(Saved entries)

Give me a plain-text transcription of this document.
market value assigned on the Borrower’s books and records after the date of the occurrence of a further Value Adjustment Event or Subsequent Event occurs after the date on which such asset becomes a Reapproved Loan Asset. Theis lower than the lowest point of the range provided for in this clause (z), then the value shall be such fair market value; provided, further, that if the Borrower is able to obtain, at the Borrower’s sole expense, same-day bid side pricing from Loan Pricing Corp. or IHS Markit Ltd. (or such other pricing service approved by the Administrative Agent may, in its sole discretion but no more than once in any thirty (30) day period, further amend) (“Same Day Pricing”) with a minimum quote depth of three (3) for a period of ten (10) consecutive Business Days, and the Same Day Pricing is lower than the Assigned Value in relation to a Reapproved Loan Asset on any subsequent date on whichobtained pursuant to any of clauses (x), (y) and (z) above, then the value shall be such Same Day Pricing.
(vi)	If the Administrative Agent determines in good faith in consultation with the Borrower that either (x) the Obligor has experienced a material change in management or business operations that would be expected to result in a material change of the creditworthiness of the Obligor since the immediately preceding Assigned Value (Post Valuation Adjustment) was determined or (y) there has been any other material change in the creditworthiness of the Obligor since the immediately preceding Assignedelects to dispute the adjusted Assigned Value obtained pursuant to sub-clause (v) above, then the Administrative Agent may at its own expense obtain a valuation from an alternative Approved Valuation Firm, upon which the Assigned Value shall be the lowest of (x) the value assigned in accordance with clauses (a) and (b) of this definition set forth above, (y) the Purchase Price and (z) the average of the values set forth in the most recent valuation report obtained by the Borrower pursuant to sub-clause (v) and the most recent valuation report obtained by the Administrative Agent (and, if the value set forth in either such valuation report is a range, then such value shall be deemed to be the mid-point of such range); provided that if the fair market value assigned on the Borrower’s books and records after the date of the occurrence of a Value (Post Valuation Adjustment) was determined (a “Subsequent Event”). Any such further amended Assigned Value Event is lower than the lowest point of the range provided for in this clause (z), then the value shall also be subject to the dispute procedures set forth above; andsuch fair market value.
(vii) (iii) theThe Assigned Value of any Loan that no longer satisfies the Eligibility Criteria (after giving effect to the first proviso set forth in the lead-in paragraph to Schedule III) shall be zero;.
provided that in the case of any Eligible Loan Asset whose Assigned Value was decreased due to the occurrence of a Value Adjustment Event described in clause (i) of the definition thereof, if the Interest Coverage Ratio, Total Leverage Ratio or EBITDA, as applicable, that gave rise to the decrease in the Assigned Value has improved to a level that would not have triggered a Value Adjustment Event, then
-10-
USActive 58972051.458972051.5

## WHAT IS REQUIRED
Output every line above without altering anything.

## SOLUTION TO THIS EXERCISE
Give me a plain-text transcription of this document.
market value assigned on the Borrower’s books and records after the date of the occurrence of a further Value Adjustment Event or Subsequent Event occurs after the date on which such asset becomes a Reapproved Loan Asset. Theis lower than the lowest point of the range provided for in this clause (z), then the value shall be such fair market value; provided, further, that if the Borrower is able to obtain, at the Borrower’s sole expense, same-day bid side pricing from Loan Pricing Corp. or IHS Markit Ltd. (or such other pricing service approved by the Administrative Agent may, in its sole discretion but no more than once in any thirty (30) day period, further amend) (“Same Day Pricing”) with a minimum quote depth of three (3) for a period of ten (10) consecutive Business Days, and the Same Day Pricing is lower than the Assigned Value in relation to a Reapproved Loan Asset on any subsequent date on whichobtained pursuant to any of clauses (x), (y) and (z) above, then the value shall be such Same Day Pricing.
(vi)	If the Administrative Agent determines in good faith in consultation with the Borrower that either (x) the Obligor has experienced a material change in management or business operations that would be expected to result in a material change of the creditworthiness of the Obligor since the immediately preceding Assigned Value (Post Valuation Adjustment) was determined or (y) there has been any other material change in the creditworthiness of the Obligor since the immediately preceding Assignedelects to dispute the adjusted Assigned Value obtained pursuant to sub-clause (v) above, then the Administrative Agent may at its own expense obtain a valuation from an alternative Approved Valuation Firm, upon which the Assigned Value shall be the lowest of (x) the value assigned in accordance with clauses (a) and (b) of this definition set forth above, (y) the Purchase Price and (z) the average of the values set forth in the most recent valuation report obtained by the Borrower pursuant to sub-clause (v) and the most recent valuation report obtained by the Administrative Agent (and, if the value set forth in either such valuation report is a range, then such value shall be deemed to be the mid-point of such range); provided that if the fair market value assigned on the Borrower’s books and records after the date of the occurrence of a Value (Post Valuation Adjustment) was determined (a “Subsequent Event”). Any such further amended Assigned Value Event is lower than the lowest point of the range provided for in this clause (z), then the value shall also be subject to the dispute procedures set forth above; andsuch fair market value.
(vii) (iii) theThe Assigned Value of any Loan that no longer satisfies the Eligibility Criteria (after giving effect to the first proviso set forth in the lead-in paragraph to Schedule III) shall be zero;.
provided that in the case of any Eligible Loan Asset whose Assigned Value was decreased due to the occurrence of a Value Adjustment Event described in clause (i) of the definition thereof, if the Interest Coverage Ratio, Total Leverage Ratio or EBITDA, as applicable, that gave rise to the decrease in the Assigned Value has improved to a level that would not have triggered a Value Adjustment Event, then
-10-
USActive 58972051.458972051.5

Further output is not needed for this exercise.